→ **Written request**: Copy every line of the data that includes the string "annotations".

* BEGIN Exercise data *

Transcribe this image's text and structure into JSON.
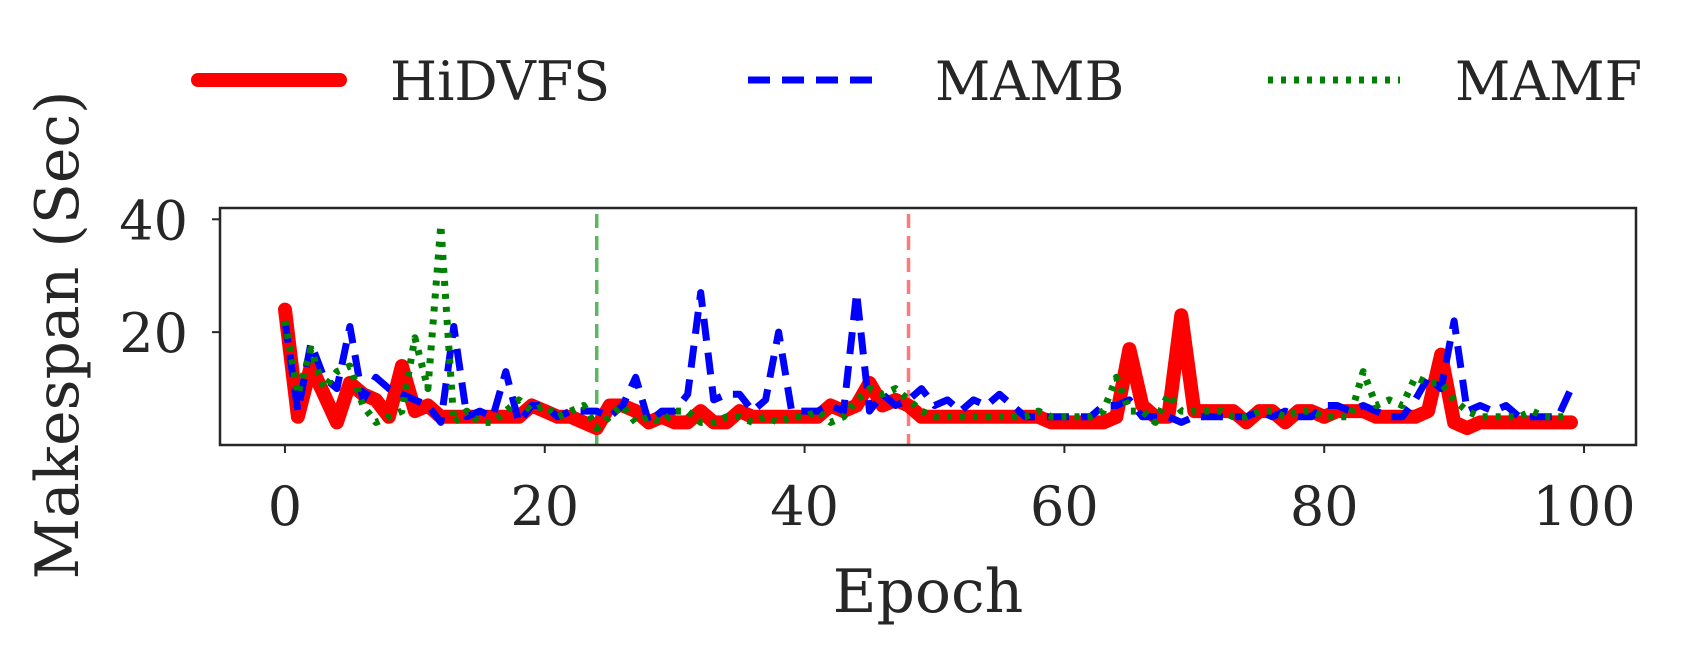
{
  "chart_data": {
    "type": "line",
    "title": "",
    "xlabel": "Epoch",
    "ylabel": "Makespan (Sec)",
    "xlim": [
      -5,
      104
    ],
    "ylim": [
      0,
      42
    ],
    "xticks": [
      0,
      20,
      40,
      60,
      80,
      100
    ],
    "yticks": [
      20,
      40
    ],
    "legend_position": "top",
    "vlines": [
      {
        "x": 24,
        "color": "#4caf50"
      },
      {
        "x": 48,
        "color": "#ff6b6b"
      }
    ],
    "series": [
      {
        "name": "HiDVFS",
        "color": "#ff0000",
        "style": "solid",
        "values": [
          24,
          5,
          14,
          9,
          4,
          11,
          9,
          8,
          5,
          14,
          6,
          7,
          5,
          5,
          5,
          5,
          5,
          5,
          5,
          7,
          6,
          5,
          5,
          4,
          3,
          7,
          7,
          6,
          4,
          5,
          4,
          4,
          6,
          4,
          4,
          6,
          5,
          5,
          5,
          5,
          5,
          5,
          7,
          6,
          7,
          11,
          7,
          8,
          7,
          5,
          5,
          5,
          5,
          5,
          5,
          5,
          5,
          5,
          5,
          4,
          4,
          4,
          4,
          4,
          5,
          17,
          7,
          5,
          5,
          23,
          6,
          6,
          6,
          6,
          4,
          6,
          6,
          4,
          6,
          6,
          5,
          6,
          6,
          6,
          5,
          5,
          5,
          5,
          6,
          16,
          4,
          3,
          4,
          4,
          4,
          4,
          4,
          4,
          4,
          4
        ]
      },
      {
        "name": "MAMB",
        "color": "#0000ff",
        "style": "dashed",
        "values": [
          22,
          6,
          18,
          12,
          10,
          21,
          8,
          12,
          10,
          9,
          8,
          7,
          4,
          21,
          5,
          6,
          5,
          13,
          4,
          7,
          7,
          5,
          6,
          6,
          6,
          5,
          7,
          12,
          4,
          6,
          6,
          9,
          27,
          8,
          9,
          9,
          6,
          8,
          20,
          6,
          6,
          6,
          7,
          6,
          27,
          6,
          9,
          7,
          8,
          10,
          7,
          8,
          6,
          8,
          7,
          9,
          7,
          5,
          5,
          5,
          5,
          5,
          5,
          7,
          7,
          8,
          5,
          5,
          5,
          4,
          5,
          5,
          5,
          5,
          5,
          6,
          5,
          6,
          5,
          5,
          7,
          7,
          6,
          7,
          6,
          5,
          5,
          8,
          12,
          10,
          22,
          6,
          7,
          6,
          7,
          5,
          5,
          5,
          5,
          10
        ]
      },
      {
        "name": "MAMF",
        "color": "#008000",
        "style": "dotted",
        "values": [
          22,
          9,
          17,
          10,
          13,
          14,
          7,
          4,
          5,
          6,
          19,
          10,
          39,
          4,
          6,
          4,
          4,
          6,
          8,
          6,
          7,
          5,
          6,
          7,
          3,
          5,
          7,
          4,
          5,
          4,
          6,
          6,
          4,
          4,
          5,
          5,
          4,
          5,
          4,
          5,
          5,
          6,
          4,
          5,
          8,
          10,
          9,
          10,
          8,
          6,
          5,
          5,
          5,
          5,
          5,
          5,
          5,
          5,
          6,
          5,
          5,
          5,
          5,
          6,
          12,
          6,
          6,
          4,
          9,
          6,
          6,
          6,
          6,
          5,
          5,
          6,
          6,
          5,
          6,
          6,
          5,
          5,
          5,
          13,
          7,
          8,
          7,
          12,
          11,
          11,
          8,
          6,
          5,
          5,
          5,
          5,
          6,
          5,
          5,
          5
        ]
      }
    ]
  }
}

* END Exercise data *
* BEGIN Exercise data *

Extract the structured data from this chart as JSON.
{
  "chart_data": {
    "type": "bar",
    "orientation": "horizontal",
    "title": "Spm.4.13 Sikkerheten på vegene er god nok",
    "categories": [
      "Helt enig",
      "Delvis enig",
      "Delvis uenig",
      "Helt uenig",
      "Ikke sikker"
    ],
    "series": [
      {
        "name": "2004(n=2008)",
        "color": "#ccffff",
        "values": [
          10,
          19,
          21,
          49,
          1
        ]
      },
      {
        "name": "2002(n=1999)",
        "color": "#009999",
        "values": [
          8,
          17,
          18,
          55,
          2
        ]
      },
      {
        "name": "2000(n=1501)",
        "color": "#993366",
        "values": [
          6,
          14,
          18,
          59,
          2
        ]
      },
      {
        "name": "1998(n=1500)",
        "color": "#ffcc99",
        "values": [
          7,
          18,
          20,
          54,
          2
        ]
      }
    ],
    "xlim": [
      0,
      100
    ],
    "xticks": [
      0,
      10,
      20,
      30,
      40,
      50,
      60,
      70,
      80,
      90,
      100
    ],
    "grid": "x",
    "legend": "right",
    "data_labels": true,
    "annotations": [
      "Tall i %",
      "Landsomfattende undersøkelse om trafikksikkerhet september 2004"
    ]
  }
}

* END Exercise data *
* BEGIN Exercise data *

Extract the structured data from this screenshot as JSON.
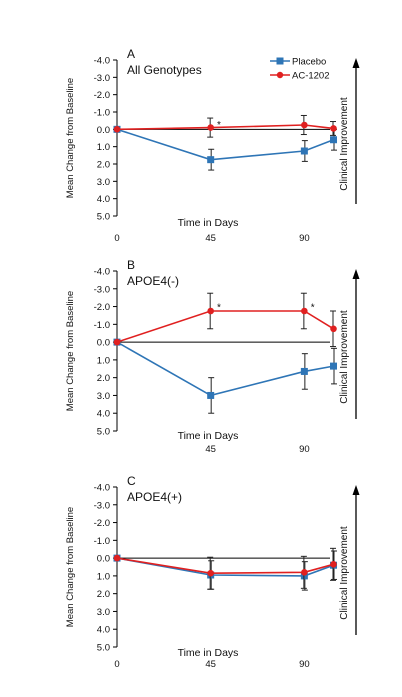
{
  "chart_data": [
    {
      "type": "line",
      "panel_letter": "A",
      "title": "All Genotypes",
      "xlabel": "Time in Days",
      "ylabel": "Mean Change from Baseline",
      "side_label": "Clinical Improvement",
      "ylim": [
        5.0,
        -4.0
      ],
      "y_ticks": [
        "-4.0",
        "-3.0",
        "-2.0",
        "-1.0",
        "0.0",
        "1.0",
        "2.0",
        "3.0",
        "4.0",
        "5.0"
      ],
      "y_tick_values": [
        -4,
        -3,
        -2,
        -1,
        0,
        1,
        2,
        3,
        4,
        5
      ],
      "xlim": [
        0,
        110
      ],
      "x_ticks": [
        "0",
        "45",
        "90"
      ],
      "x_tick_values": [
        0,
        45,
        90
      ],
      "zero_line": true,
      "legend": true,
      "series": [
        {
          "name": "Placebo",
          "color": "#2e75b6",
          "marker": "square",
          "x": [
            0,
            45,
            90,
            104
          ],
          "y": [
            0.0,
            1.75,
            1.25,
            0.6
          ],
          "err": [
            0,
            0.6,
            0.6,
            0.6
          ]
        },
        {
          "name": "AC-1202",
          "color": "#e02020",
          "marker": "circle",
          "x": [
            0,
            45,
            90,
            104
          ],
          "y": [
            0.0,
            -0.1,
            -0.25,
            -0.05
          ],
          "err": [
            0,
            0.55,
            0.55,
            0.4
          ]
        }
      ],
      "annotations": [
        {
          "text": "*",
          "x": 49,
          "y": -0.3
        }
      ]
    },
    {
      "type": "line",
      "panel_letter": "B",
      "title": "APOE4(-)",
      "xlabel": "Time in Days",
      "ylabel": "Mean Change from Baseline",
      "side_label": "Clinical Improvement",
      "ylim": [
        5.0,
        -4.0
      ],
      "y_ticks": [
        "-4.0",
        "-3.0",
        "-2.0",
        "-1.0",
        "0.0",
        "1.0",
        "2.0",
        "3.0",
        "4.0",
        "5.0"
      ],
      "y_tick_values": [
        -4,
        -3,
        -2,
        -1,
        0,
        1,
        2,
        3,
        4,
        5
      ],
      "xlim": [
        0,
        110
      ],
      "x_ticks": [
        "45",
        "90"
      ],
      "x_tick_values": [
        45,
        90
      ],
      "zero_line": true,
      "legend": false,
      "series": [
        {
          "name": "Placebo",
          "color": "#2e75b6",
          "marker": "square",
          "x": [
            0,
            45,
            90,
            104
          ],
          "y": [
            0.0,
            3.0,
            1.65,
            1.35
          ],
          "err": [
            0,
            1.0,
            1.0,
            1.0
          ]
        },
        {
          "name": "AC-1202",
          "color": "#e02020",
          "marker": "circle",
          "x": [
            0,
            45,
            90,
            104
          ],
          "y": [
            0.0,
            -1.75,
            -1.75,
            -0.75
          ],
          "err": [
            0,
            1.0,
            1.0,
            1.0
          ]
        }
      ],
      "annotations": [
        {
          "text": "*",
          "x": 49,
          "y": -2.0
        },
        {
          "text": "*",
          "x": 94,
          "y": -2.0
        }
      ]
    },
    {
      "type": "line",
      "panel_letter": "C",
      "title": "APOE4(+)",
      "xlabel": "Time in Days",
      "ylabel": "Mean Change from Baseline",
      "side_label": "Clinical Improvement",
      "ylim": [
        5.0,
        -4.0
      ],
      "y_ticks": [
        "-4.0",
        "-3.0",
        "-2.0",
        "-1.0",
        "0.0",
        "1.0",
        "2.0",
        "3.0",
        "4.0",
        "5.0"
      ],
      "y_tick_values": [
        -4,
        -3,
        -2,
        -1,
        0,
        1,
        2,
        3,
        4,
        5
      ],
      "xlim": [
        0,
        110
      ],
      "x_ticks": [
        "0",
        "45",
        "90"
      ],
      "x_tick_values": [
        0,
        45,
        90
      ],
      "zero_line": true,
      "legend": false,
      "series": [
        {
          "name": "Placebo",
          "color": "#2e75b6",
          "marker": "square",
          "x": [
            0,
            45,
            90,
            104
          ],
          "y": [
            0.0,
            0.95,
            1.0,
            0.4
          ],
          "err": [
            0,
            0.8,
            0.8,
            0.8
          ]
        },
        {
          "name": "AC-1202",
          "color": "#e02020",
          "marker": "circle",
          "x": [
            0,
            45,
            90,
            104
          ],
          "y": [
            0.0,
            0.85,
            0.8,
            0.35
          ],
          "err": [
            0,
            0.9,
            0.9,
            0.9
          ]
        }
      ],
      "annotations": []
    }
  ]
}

* END Exercise data *

→ **Answer to this exercise**:
    "annotations": [
      "annotations": [
      "annotations": [
      "annotations": []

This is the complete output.